:: Aim of the task ::
Exclude any images and output the remaining records exactly.

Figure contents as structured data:
┏━━
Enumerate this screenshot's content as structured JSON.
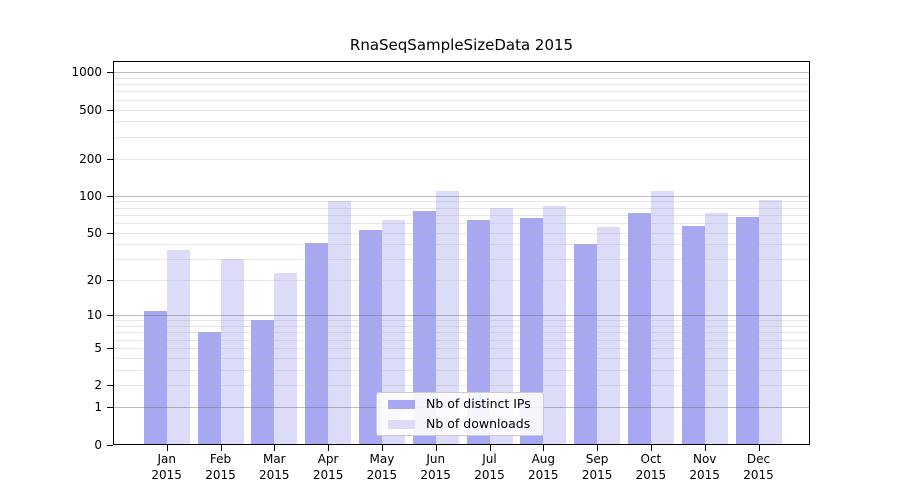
{
  "chart_data": {
    "type": "bar",
    "title": "RnaSeqSampleSizeData 2015",
    "categories": [
      "Jan",
      "Feb",
      "Mar",
      "Apr",
      "May",
      "Jun",
      "Jul",
      "Aug",
      "Sep",
      "Oct",
      "Nov",
      "Dec"
    ],
    "x_tick_year": "2015",
    "series": [
      {
        "name": "Nb of distinct IPs",
        "color": "#a8a8f2",
        "values": [
          11,
          7,
          9,
          41,
          53,
          75,
          64,
          66,
          40,
          73,
          57,
          67
        ]
      },
      {
        "name": "Nb of downloads",
        "color": "#dcdcf9",
        "values": [
          36,
          30,
          23,
          90,
          63,
          110,
          80,
          82,
          56,
          110,
          72,
          93
        ]
      }
    ],
    "y_axis": {
      "scale": "log10(value+1)",
      "tick_values": [
        1000,
        500,
        200,
        100,
        50,
        20,
        10,
        5,
        2,
        1,
        0
      ],
      "tick_labels": [
        "1000",
        "500",
        "200",
        "100",
        "50",
        "20",
        "10",
        "5",
        "2",
        "1",
        "0"
      ],
      "range": [
        0,
        1230
      ],
      "major_grid_values": [
        1,
        10,
        100,
        1000
      ],
      "minor_grid_values": [
        2,
        3,
        4,
        5,
        6,
        7,
        8,
        9,
        20,
        30,
        40,
        50,
        60,
        70,
        80,
        90,
        200,
        300,
        400,
        500,
        600,
        700,
        800,
        900
      ]
    },
    "legend": {
      "position": "inside-bottom-center",
      "entries": [
        "Nb of distinct IPs",
        "Nb of downloads"
      ]
    },
    "grid": {
      "visible": true,
      "drawn_over_bars": true
    },
    "background": "#ffffff",
    "frame_color": "#000000"
  }
}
┗━━
:: Output of the task ::
Enumerate this screenshot's content as structured JSON.
{
  "chart_data": {
    "type": "bar",
    "title": "RnaSeqSampleSizeData 2015",
    "categories": [
      "Jan",
      "Feb",
      "Mar",
      "Apr",
      "May",
      "Jun",
      "Jul",
      "Aug",
      "Sep",
      "Oct",
      "Nov",
      "Dec"
    ],
    "x_tick_year": "2015",
    "series": [
      {
        "name": "Nb of distinct IPs",
        "color": "#a8a8f2",
        "values": [
          11,
          7,
          9,
          41,
          53,
          75,
          64,
          66,
          40,
          73,
          57,
          67
        ]
      },
      {
        "name": "Nb of downloads",
        "color": "#dcdcf9",
        "values": [
          36,
          30,
          23,
          90,
          63,
          110,
          80,
          82,
          56,
          110,
          72,
          93
        ]
      }
    ],
    "y_axis": {
      "scale": "log10(value+1)",
      "tick_values": [
        1000,
        500,
        200,
        100,
        50,
        20,
        10,
        5,
        2,
        1,
        0
      ],
      "tick_labels": [
        "1000",
        "500",
        "200",
        "100",
        "50",
        "20",
        "10",
        "5",
        "2",
        "1",
        "0"
      ],
      "range": [
        0,
        1230
      ],
      "major_grid_values": [
        1,
        10,
        100,
        1000
      ],
      "minor_grid_values": [
        2,
        3,
        4,
        5,
        6,
        7,
        8,
        9,
        20,
        30,
        40,
        50,
        60,
        70,
        80,
        90,
        200,
        300,
        400,
        500,
        600,
        700,
        800,
        900
      ]
    },
    "legend": {
      "position": "inside-bottom-center",
      "entries": [
        "Nb of distinct IPs",
        "Nb of downloads"
      ]
    },
    "grid": {
      "visible": true,
      "drawn_over_bars": true
    },
    "background": "#ffffff",
    "frame_color": "#000000"
  }
}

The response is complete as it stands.